What the exercise asks: Which lines in the material below contain the word "Краснодарского"? Copy each of them.

Source data:

- - -

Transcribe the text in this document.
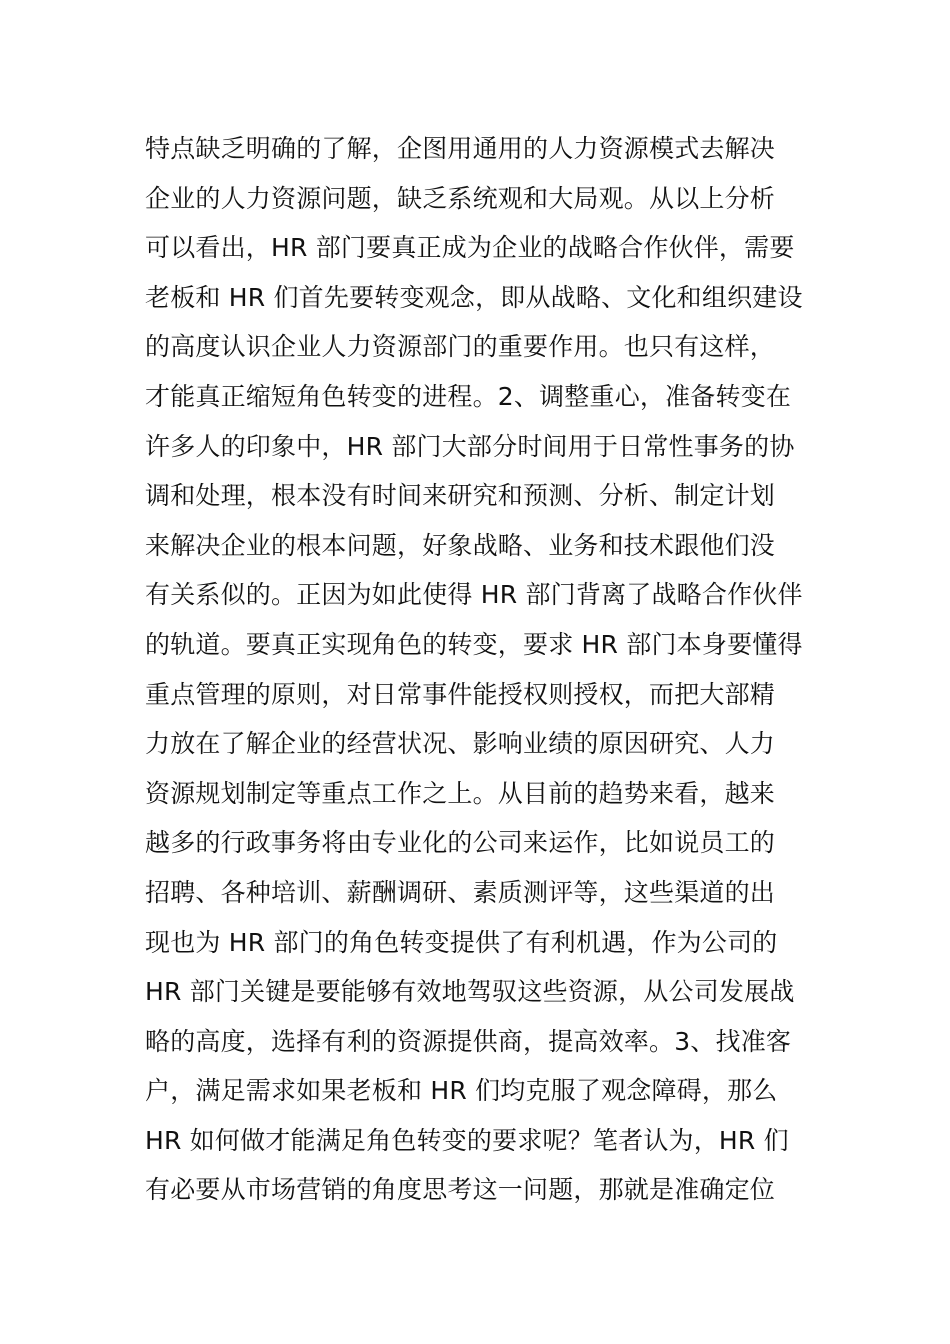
特点缺乏明确的了解，企图用通用的人力资源模式去解决
企业的人力资源问题，缺乏系统观和大局观。从以上分析
可以看出，HR 部门要真正成为企业的战略合作伙伴，需要
老板和 HR 们首先要转变观念，即从战略、文化和组织建设
的高度认识企业人力资源部门的重要作用。也只有这样，
才能真正缩短角色转变的进程。2、调整重心，准备转变在
许多人的印象中，HR 部门大部分时间用于日常性事务的协
调和处理，根本没有时间来研究和预测、分析、制定计划
来解决企业的根本问题，好象战略、业务和技术跟他们没
有关系似的。正因为如此使得 HR 部门背离了战略合作伙伴
的轨道。要真正实现角色的转变，要求 HR 部门本身要懂得
重点管理的原则，对日常事件能授权则授权，而把大部精
力放在了解企业的经营状况、影响业绩的原因研究、人力
资源规划制定等重点工作之上。从目前的趋势来看，越来
越多的行政事务将由专业化的公司来运作，比如说员工的
招聘、各种培训、薪酬调研、素质测评等，这些渠道的出
现也为 HR 部门的角色转变提供了有利机遇，作为公司的
HR 部门关键是要能够有效地驾驭这些资源，从公司发展战
略的高度，选择有利的资源提供商，提高效率。3、找准客
户，满足需求如果老板和 HR 们均克服了观念障碍，那么
HR 如何做才能满足角色转变的要求呢？笔者认为，HR 们
有必要从市场营销的角度思考这一问题，那就是准确定位
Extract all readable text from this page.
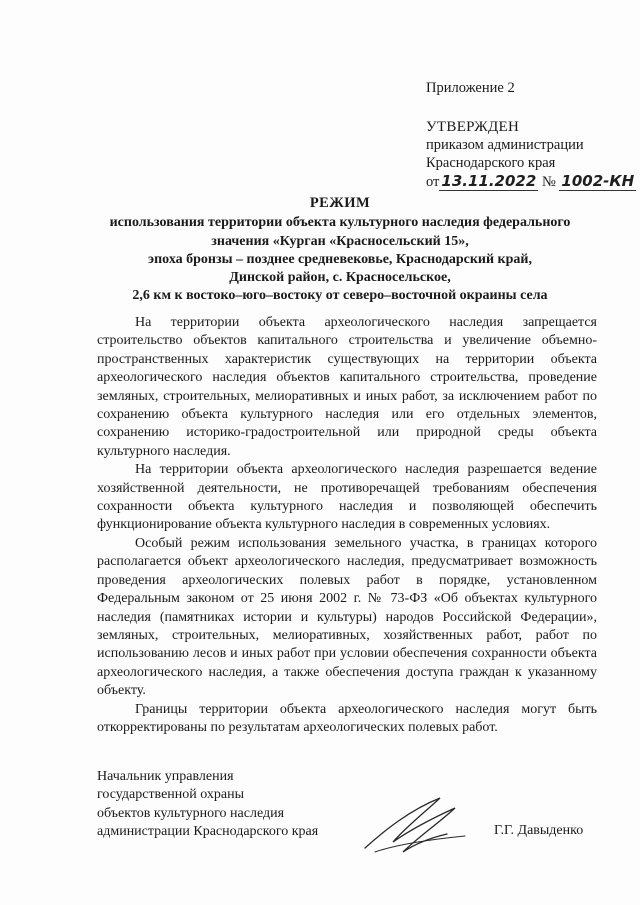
Приложение 2
УТВЕРЖДЕН
приказом администрации
Краснодарского края
от 13.11.2022 № 1002-КН
РЕЖИМ
использования территории объекта культурного наследия федерального
значения «Курган «Красносельский 15»,
эпоха бронзы – позднее средневековье, Краснодарский край,
Динской район, с. Красносельское,
2,6 км к востоко–юго–востоку от северо–восточной окраины села

На территории объекта археологического наследия запрещается строительство объектов капитального строительства и увеличение объемно-пространственных характеристик существующих на территории объекта археологического наследия объектов капитального строительства, проведение земляных, строительных, мелиоративных и иных работ, за исключением работ по сохранению объекта культурного наследия или его отдельных элементов, сохранению историко-градостроительной или природной среды объекта культурного наследия.

На территории объекта археологического наследия разрешается ведение хозяйственной деятельности, не противоречащей требованиям обеспечения сохранности объекта культурного наследия и позволяющей обеспечить функционирование объекта культурного наследия в современных условиях.

Особый режим использования земельного участка, в границах которого располагается объект археологического наследия, предусматривает возможность проведения археологических полевых работ в порядке, установленном Федеральным законом от 25 июня 2002 г. № 73-ФЗ «Об объектах культурного наследия (памятниках истории и культуры) народов Российской Федерации», земляных, строительных, мелиоративных, хозяйственных работ, работ по использованию лесов и иных работ при условии обеспечения сохранности объекта археологического наследия, а также обеспечения доступа граждан к указанному объекту.

Границы территории объекта археологического наследия могут быть откорректированы по результатам археологических полевых работ.

Начальник управления
государственной охраны
объектов культурного наследия
администрации Краснодарского края	Г.Г. Давыденко
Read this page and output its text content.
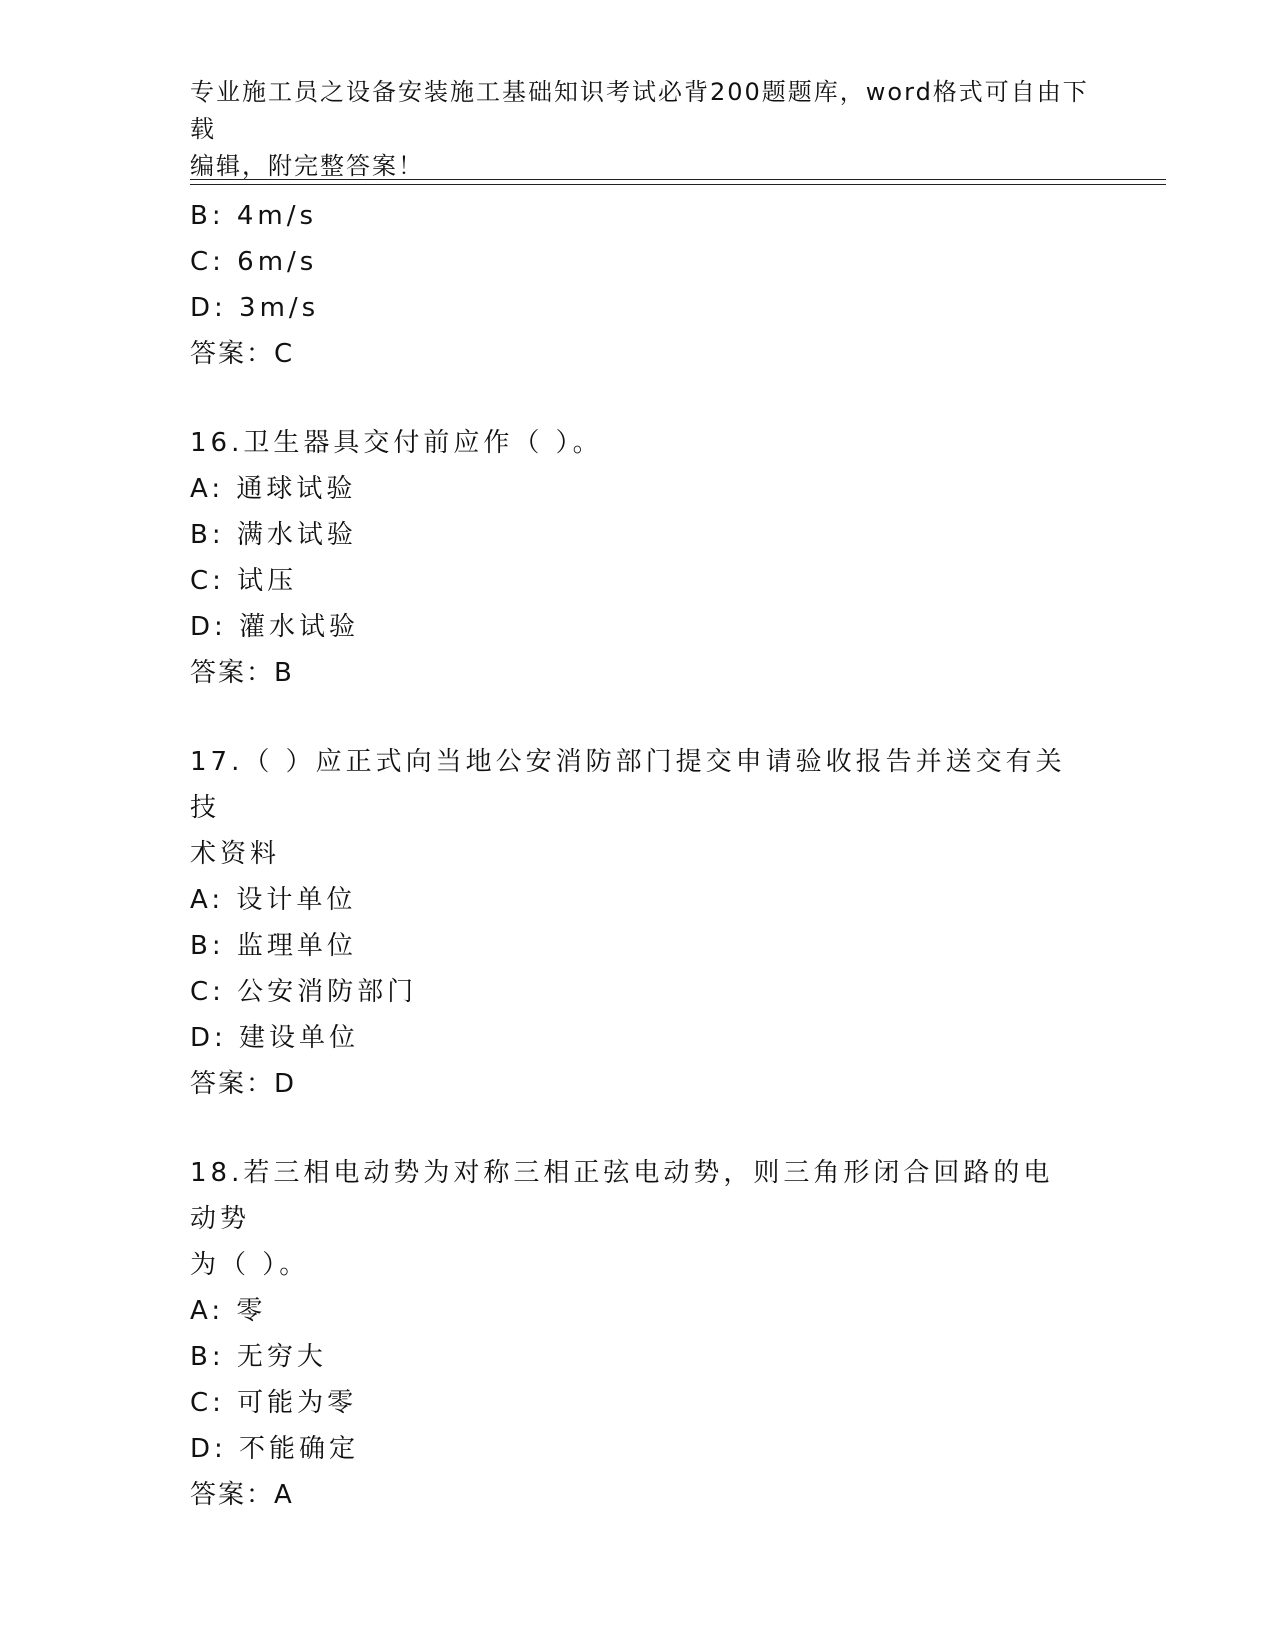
专业施工员之设备安装施工基础知识考试必背200题题库，word格式可自由下载
编辑，附完整答案！
B: 4m/s
C: 6m/s
D: 3m/s
答案：C
16.卫生器具交付前应作（ ）。
A: 通球试验
B: 满水试验
C: 试压
D: 灌水试验
答案：B
17.（ ）应正式向当地公安消防部门提交申请验收报告并送交有关技
术资料
A: 设计单位
B: 监理单位
C: 公安消防部门
D: 建设单位
答案：D
18.若三相电动势为对称三相正弦电动势，则三角形闭合回路的电动势
为（ ）。
A: 零
B: 无穷大
C: 可能为零
D: 不能确定
答案：A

- - -

Exercise solution:
Краснодарского края
администрации Краснодарского края	Г.Г. Давыденко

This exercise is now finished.